WORKING DATA
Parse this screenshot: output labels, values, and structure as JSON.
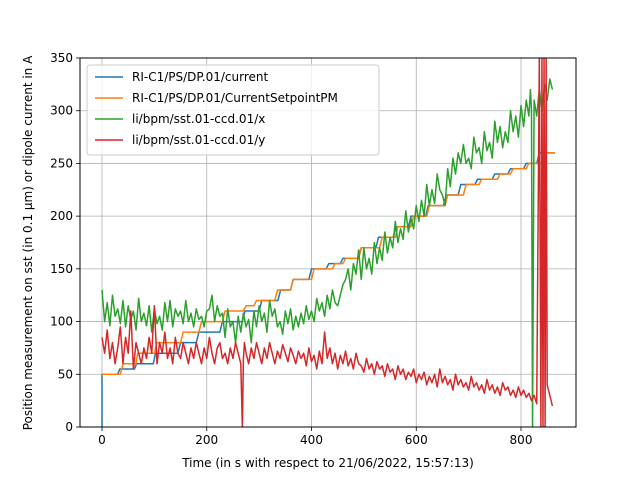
{
  "chart_data": {
    "type": "line",
    "title": "",
    "xlabel": "Time (in s with respect to 21/06/2022, 15:57:13)",
    "ylabel": "Position measurement on sst (in 0.1 μm) or dipole current in A",
    "xlim": [
      -42,
      905
    ],
    "ylim": [
      0,
      350
    ],
    "x_ticks": [
      0,
      200,
      400,
      600,
      800
    ],
    "y_ticks": [
      0,
      50,
      100,
      150,
      200,
      250,
      300,
      350
    ],
    "grid": true,
    "legend_position": "upper-left",
    "series": [
      {
        "name": "RI-C1/PS/DP.01/current",
        "color": "#1f77b4",
        "x": [
          0,
          0,
          3,
          30,
          34,
          62,
          66,
          98,
          102,
          145,
          150,
          180,
          185,
          225,
          230,
          268,
          273,
          300,
          305,
          336,
          341,
          360,
          365,
          395,
          400,
          428,
          433,
          455,
          460,
          490,
          495,
          523,
          528,
          556,
          561,
          585,
          590,
          618,
          623,
          652,
          657,
          680,
          685,
          712,
          717,
          745,
          750,
          775,
          780,
          805,
          810,
          830,
          835,
          860,
          865
        ],
        "y": [
          0,
          50,
          50,
          50,
          55,
          55,
          60,
          60,
          70,
          70,
          80,
          80,
          90,
          90,
          100,
          100,
          110,
          110,
          120,
          120,
          130,
          130,
          140,
          140,
          150,
          150,
          155,
          155,
          160,
          160,
          170,
          170,
          180,
          180,
          190,
          190,
          200,
          200,
          210,
          210,
          220,
          220,
          230,
          230,
          235,
          235,
          240,
          240,
          245,
          245,
          250,
          250,
          260,
          260,
          260
        ]
      },
      {
        "name": "RI-C1/PS/DP.01/CurrentSetpointPM",
        "color": "#ff7f0e",
        "x": [
          0,
          35,
          40,
          65,
          68,
          100,
          105,
          150,
          155,
          185,
          190,
          230,
          235,
          270,
          275,
          290,
          295,
          330,
          335,
          360,
          365,
          400,
          405,
          440,
          445,
          460,
          465,
          490,
          495,
          530,
          535,
          560,
          565,
          590,
          595,
          620,
          625,
          655,
          660,
          690,
          695,
          720,
          725,
          755,
          760,
          780,
          785,
          810,
          815,
          840,
          845,
          865
        ],
        "y": [
          50,
          50,
          60,
          60,
          70,
          70,
          80,
          80,
          90,
          90,
          100,
          100,
          110,
          110,
          115,
          115,
          120,
          120,
          130,
          130,
          140,
          140,
          150,
          150,
          155,
          155,
          160,
          160,
          170,
          170,
          180,
          180,
          190,
          190,
          200,
          200,
          210,
          210,
          220,
          220,
          230,
          230,
          235,
          235,
          240,
          240,
          245,
          245,
          250,
          250,
          260,
          260
        ]
      },
      {
        "name": "li/bpm/sst.01-ccd.01/x",
        "color": "#2ca02c",
        "x": [
          0,
          5,
          10,
          15,
          20,
          25,
          30,
          35,
          40,
          45,
          50,
          55,
          60,
          65,
          70,
          75,
          80,
          85,
          90,
          95,
          100,
          105,
          110,
          115,
          120,
          125,
          130,
          135,
          140,
          145,
          150,
          155,
          160,
          165,
          170,
          175,
          180,
          185,
          190,
          195,
          200,
          205,
          210,
          215,
          220,
          225,
          230,
          235,
          240,
          245,
          250,
          255,
          260,
          265,
          270,
          275,
          280,
          285,
          290,
          295,
          300,
          305,
          310,
          315,
          320,
          325,
          330,
          335,
          340,
          345,
          350,
          355,
          360,
          365,
          370,
          375,
          380,
          385,
          390,
          395,
          400,
          405,
          410,
          415,
          420,
          425,
          430,
          435,
          440,
          445,
          450,
          455,
          460,
          465,
          470,
          475,
          480,
          485,
          490,
          495,
          500,
          505,
          510,
          515,
          520,
          525,
          530,
          535,
          540,
          545,
          550,
          555,
          560,
          565,
          570,
          575,
          580,
          585,
          590,
          595,
          600,
          605,
          610,
          615,
          620,
          625,
          630,
          635,
          640,
          645,
          650,
          655,
          660,
          665,
          670,
          675,
          680,
          685,
          690,
          695,
          700,
          705,
          710,
          715,
          720,
          725,
          730,
          735,
          740,
          745,
          750,
          755,
          760,
          765,
          770,
          775,
          780,
          785,
          790,
          795,
          800,
          805,
          810,
          815,
          818,
          820,
          822,
          825,
          830,
          835,
          840,
          845,
          850,
          855,
          860
        ],
        "y": [
          130,
          100,
          118,
          96,
          125,
          105,
          112,
          98,
          120,
          95,
          115,
          102,
          110,
          92,
          122,
          100,
          108,
          96,
          115,
          90,
          112,
          98,
          105,
          92,
          118,
          100,
          120,
          95,
          112,
          105,
          110,
          98,
          120,
          100,
          108,
          95,
          112,
          102,
          105,
          95,
          110,
          112,
          125,
          100,
          115,
          105,
          108,
          85,
          112,
          95,
          100,
          80,
          105,
          90,
          108,
          95,
          102,
          80,
          110,
          95,
          115,
          100,
          108,
          90,
          120,
          105,
          112,
          95,
          100,
          88,
          110,
          98,
          112,
          92,
          105,
          95,
          108,
          98,
          115,
          102,
          110,
          100,
          122,
          110,
          118,
          105,
          125,
          112,
          130,
          118,
          115,
          125,
          135,
          140,
          150,
          130,
          155,
          145,
          168,
          140,
          170,
          150,
          160,
          145,
          175,
          155,
          170,
          158,
          185,
          165,
          180,
          170,
          195,
          175,
          188,
          178,
          205,
          185,
          198,
          188,
          210,
          195,
          215,
          200,
          230,
          210,
          225,
          212,
          240,
          225,
          220,
          210,
          245,
          228,
          255,
          240,
          260,
          250,
          268,
          250,
          255,
          245,
          275,
          260,
          265,
          250,
          280,
          262,
          270,
          255,
          290,
          270,
          285,
          265,
          280,
          270,
          300,
          280,
          295,
          275,
          305,
          285,
          310,
          295,
          320,
          300,
          0,
          310,
          295,
          320,
          300,
          325,
          310,
          330,
          320
        ]
      },
      {
        "name": "li/bpm/sst.01-ccd.01/y",
        "color": "#d62728",
        "x": [
          0,
          5,
          10,
          15,
          20,
          25,
          30,
          35,
          40,
          45,
          50,
          55,
          60,
          65,
          70,
          75,
          80,
          85,
          90,
          95,
          100,
          105,
          110,
          115,
          120,
          125,
          130,
          135,
          140,
          145,
          150,
          155,
          160,
          165,
          170,
          175,
          180,
          185,
          190,
          195,
          200,
          205,
          210,
          215,
          220,
          225,
          230,
          235,
          240,
          245,
          250,
          255,
          260,
          265,
          268,
          270,
          272,
          275,
          280,
          285,
          290,
          295,
          300,
          305,
          310,
          315,
          320,
          325,
          330,
          335,
          340,
          345,
          350,
          355,
          360,
          365,
          370,
          375,
          380,
          385,
          390,
          395,
          400,
          405,
          410,
          415,
          420,
          425,
          430,
          435,
          440,
          445,
          450,
          455,
          460,
          465,
          470,
          475,
          480,
          485,
          490,
          495,
          500,
          505,
          510,
          515,
          520,
          525,
          530,
          535,
          540,
          545,
          550,
          555,
          560,
          565,
          570,
          575,
          580,
          585,
          590,
          595,
          600,
          605,
          610,
          615,
          620,
          625,
          630,
          635,
          640,
          645,
          650,
          655,
          660,
          665,
          670,
          675,
          680,
          685,
          690,
          695,
          700,
          705,
          710,
          715,
          720,
          725,
          730,
          735,
          740,
          745,
          750,
          755,
          760,
          765,
          770,
          775,
          780,
          785,
          790,
          795,
          800,
          805,
          810,
          815,
          820,
          825,
          830,
          835,
          838,
          840,
          842,
          844,
          846,
          848,
          850,
          855,
          860
        ],
        "y": [
          85,
          70,
          92,
          65,
          80,
          60,
          75,
          95,
          60,
          85,
          70,
          110,
          55,
          80,
          70,
          60,
          75,
          65,
          85,
          70,
          115,
          60,
          80,
          70,
          90,
          65,
          75,
          60,
          85,
          70,
          65,
          80,
          70,
          60,
          75,
          65,
          80,
          70,
          60,
          75,
          65,
          85,
          70,
          60,
          75,
          80,
          65,
          70,
          60,
          75,
          65,
          80,
          70,
          60,
          0,
          65,
          80,
          70,
          60,
          75,
          65,
          80,
          70,
          60,
          75,
          65,
          80,
          70,
          60,
          72,
          65,
          78,
          70,
          62,
          75,
          68,
          60,
          72,
          65,
          70,
          58,
          75,
          62,
          68,
          55,
          72,
          60,
          90,
          65,
          75,
          60,
          70,
          55,
          68,
          60,
          72,
          58,
          65,
          55,
          70,
          60,
          58,
          52,
          65,
          55,
          60,
          50,
          62,
          55,
          58,
          48,
          60,
          52,
          55,
          45,
          58,
          50,
          55,
          45,
          52,
          48,
          55,
          42,
          50,
          45,
          52,
          40,
          48,
          42,
          50,
          38,
          55,
          42,
          48,
          40,
          45,
          35,
          50,
          40,
          45,
          38,
          42,
          35,
          48,
          38,
          42,
          35,
          40,
          32,
          45,
          35,
          40,
          32,
          38,
          30,
          42,
          35,
          38,
          30,
          35,
          28,
          38,
          30,
          35,
          28,
          32,
          25,
          30,
          22,
          350,
          0,
          350,
          0,
          350,
          0,
          350,
          40,
          30,
          20
        ]
      }
    ]
  }
}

WHAT YOU HAVE TO DO
In the entries above, locate every line with the word "name" and copy it.

WRITTEN ANSWER
        "name": "RI-C1/PS/DP.01/current",
        "name": "RI-C1/PS/DP.01/CurrentSetpointPM",
        "name": "li/bpm/sst.01-ccd.01/x",
        "name": "li/bpm/sst.01-ccd.01/y",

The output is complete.